===== RECORDED INFORMATION =====
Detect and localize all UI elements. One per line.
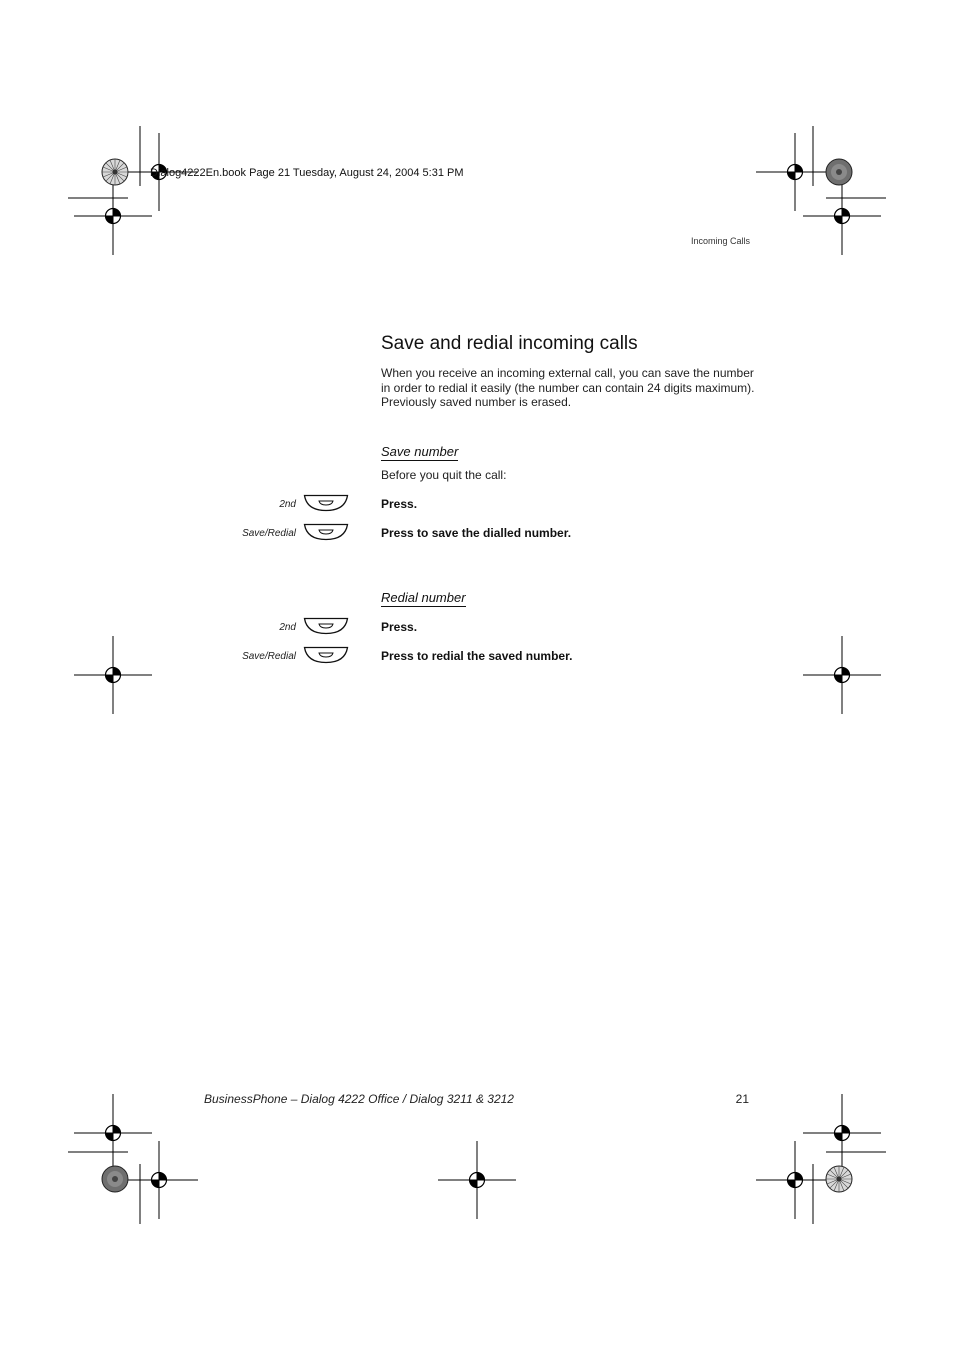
- soft-key-icon: [303, 646, 349, 664]
- soft-key-icon: [303, 617, 349, 635]
- running-head: Incoming Calls: [690, 236, 750, 246]
- section-heading-redial-number: Redial number: [381, 590, 466, 605]
- intro-paragraph: When you receive an incoming external call, you can save the number in order to redial it easily (the number can contain 24 digits maximum). Previously saved number is erased.: [381, 366, 755, 410]
- section-heading-save-number: Save number: [381, 444, 459, 459]
- section-lead: Before you quit the call:: [381, 468, 507, 482]
- key-label-save-redial: Save/Redial: [242, 528, 296, 539]
- key-label-2nd: 2nd: [279, 622, 296, 633]
- page-number: 21: [735, 1092, 749, 1106]
- soft-key-icon: [303, 494, 349, 512]
- print-slug: Dialog4222En.book Page 21 Tuesday, August 24, 2004 5:31 PM: [150, 167, 464, 179]
- step-instruction: Press.: [381, 620, 418, 634]
- step-instruction: Press to save the dialled number.: [381, 526, 572, 540]
- soft-key-icon: [303, 523, 349, 541]
- key-label-2nd: 2nd: [279, 499, 296, 510]
- step-instruction: Press.: [381, 497, 418, 511]
- step-instruction: Press to redial the saved number.: [381, 649, 573, 663]
- footer-title: BusinessPhone – Dialog 4222 Office / Dialog 3211 & 3212: [204, 1092, 514, 1106]
- key-label-save-redial: Save/Redial: [242, 651, 296, 662]
- page-title: Save and redial incoming calls: [381, 333, 638, 354]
=====
AIM:
Lay out everything in the material from the line containing "- soft-key-icon: [303, 646, 349, 664]" down to the line containing "- section-heading-save-number: Save", both included, as a Markdown table with the columns Row and Line. Number each row and leave out any blank lines.

THE SOLUTION:
| Row | Line |
|---|---|
| 1 | - soft-key-icon: [303, 646, 349, 664] |
| 2 | - soft-key-icon: [303, 617, 349, 635] |
| 3 | - running-head: Incoming Calls: [690, 236, 750, 246] |
| 4 | - section-heading-redial-number: Redial number: [381, 590, 466, 605] |
| 5 | - intro-paragraph: When you receive an incoming external call, you can save the number in order to redial it easily (the number can contain 24 digits maximum). Previously saved number is erased.: [381, 366, 755, 410] |
| 6 | - section-heading-save-number: Save number: [381, 444, 459, 459] |